+++ RECORDS TO PROCESS
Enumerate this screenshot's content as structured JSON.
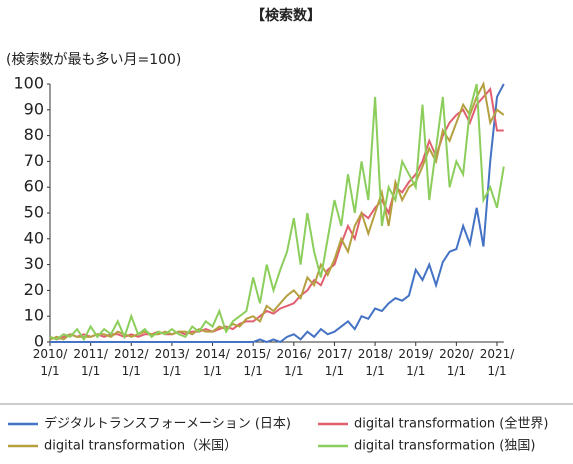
{
  "chart_data": {
    "type": "line",
    "title": "【検索数】",
    "y_label": "(検索数が最も多い月=100)",
    "categories": [
      "2010/\n1/1",
      null,
      null,
      null,
      null,
      null,
      "2011/\n1/1",
      null,
      null,
      null,
      null,
      null,
      "2012/\n1/1",
      null,
      null,
      null,
      null,
      null,
      "2013/\n1/1",
      null,
      null,
      null,
      null,
      null,
      "2014/\n1/1",
      null,
      null,
      null,
      null,
      null,
      "2015/\n1/1",
      null,
      null,
      null,
      null,
      null,
      "2016/\n1/1",
      null,
      null,
      null,
      null,
      null,
      "2017/\n1/1",
      null,
      null,
      null,
      null,
      null,
      "2018/\n1/1",
      null,
      null,
      null,
      null,
      null,
      "2019/\n1/1",
      null,
      null,
      null,
      null,
      null,
      "2020/\n1/1",
      null,
      null,
      null,
      null,
      null,
      "2021/\n1/1",
      null
    ],
    "ylim": [
      0,
      100
    ],
    "yticks": [
      0,
      10,
      20,
      30,
      40,
      50,
      60,
      70,
      80,
      90,
      100
    ],
    "legend": "bottom",
    "series": [
      {
        "name": "デジタルトランスフォーメーション (日本)",
        "color": "#4472c4",
        "values": [
          0,
          0,
          0,
          0,
          0,
          0,
          0,
          0,
          0,
          0,
          0,
          0,
          0,
          0,
          0,
          0,
          0,
          0,
          0,
          0,
          0,
          0,
          0,
          0,
          0,
          0,
          0,
          0,
          0,
          0,
          0,
          1,
          0,
          1,
          0,
          2,
          3,
          1,
          4,
          2,
          5,
          3,
          4,
          6,
          8,
          5,
          10,
          9,
          13,
          12,
          15,
          17,
          16,
          18,
          28,
          24,
          30,
          22,
          31,
          35,
          36,
          45,
          38,
          52,
          37,
          70,
          95,
          100
        ]
      },
      {
        "name": "digital transformation (全世界)",
        "color": "#e06070",
        "values": [
          2,
          1,
          2,
          3,
          2,
          3,
          2,
          3,
          2,
          3,
          3,
          2,
          3,
          2,
          3,
          3,
          4,
          3,
          3,
          4,
          3,
          4,
          4,
          5,
          4,
          5,
          6,
          5,
          7,
          8,
          8,
          10,
          12,
          11,
          13,
          14,
          15,
          18,
          20,
          24,
          22,
          28,
          30,
          38,
          45,
          40,
          50,
          48,
          52,
          55,
          50,
          60,
          58,
          62,
          65,
          70,
          78,
          72,
          80,
          85,
          88,
          90,
          85,
          92,
          95,
          98,
          82,
          82
        ]
      },
      {
        "name": "digital transformation（米国）",
        "color": "#b5a040",
        "values": [
          1,
          2,
          1,
          3,
          2,
          2,
          2,
          3,
          3,
          2,
          4,
          3,
          2,
          3,
          4,
          3,
          3,
          4,
          3,
          4,
          4,
          3,
          5,
          4,
          4,
          6,
          5,
          7,
          6,
          9,
          10,
          8,
          14,
          12,
          15,
          18,
          20,
          17,
          25,
          22,
          30,
          26,
          32,
          40,
          35,
          45,
          50,
          42,
          50,
          58,
          45,
          62,
          55,
          60,
          62,
          68,
          75,
          70,
          82,
          78,
          85,
          92,
          88,
          95,
          100,
          85,
          90,
          88
        ]
      },
      {
        "name": "digital transformation (独国)",
        "color": "#8cce5c",
        "values": [
          2,
          1,
          3,
          2,
          5,
          1,
          6,
          2,
          5,
          3,
          8,
          2,
          10,
          3,
          5,
          2,
          4,
          3,
          5,
          3,
          2,
          6,
          4,
          8,
          6,
          12,
          4,
          8,
          10,
          12,
          25,
          15,
          30,
          20,
          28,
          35,
          48,
          30,
          50,
          35,
          25,
          40,
          55,
          45,
          65,
          50,
          70,
          55,
          95,
          45,
          60,
          55,
          70,
          65,
          60,
          92,
          55,
          75,
          95,
          60,
          70,
          65,
          90,
          100,
          55,
          60,
          52,
          68
        ]
      }
    ]
  }
}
++++++
■ **DIRECTIONS FOR THIS TASK**
Going through the entries above, report how many lines include the string "color". The number alone is the answer.

■ **FINAL RESULT**
4